Written instruction → Report every line in the listing that contains the string "organization".

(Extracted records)
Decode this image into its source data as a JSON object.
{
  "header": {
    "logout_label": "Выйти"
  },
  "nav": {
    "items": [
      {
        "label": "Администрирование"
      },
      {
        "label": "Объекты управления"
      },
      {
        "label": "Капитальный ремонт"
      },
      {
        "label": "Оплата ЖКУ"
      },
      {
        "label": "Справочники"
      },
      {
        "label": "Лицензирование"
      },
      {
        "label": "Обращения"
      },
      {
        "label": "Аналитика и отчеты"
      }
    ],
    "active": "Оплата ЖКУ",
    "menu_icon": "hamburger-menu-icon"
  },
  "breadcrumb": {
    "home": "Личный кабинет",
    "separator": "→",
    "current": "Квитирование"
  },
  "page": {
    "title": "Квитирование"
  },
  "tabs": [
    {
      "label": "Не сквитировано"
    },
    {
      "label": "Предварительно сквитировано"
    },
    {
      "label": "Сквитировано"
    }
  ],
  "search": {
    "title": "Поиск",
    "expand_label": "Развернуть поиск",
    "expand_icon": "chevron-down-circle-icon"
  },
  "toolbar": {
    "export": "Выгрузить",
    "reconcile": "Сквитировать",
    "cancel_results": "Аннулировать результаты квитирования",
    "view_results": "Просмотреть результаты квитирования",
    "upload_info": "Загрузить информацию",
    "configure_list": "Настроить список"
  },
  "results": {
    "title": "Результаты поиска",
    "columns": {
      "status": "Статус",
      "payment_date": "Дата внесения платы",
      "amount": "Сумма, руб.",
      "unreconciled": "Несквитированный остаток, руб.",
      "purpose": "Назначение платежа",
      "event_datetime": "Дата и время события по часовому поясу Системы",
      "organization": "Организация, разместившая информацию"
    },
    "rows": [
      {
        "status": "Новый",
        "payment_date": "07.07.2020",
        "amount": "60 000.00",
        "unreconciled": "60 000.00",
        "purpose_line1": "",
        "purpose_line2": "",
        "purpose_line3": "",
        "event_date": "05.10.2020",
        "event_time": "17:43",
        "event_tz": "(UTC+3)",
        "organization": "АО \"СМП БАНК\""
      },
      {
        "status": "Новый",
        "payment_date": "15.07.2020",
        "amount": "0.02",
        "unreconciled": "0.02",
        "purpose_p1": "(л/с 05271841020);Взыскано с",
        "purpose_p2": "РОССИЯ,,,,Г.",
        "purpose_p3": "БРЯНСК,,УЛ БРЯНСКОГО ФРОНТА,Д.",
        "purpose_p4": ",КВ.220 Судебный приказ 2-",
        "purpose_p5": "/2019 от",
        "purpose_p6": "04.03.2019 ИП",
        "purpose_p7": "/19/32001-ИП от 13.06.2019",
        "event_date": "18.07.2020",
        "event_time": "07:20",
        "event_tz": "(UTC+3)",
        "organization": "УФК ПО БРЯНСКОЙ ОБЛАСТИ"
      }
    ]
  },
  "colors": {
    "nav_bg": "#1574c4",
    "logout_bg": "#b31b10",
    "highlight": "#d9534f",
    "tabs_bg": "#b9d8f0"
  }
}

Answer →
      "organization": "Организация, разместившая информацию"
        "organization": "АО \"СМП БАНК\""
        "organization": "УФК ПО БРЯНСКОЙ ОБЛАСТИ"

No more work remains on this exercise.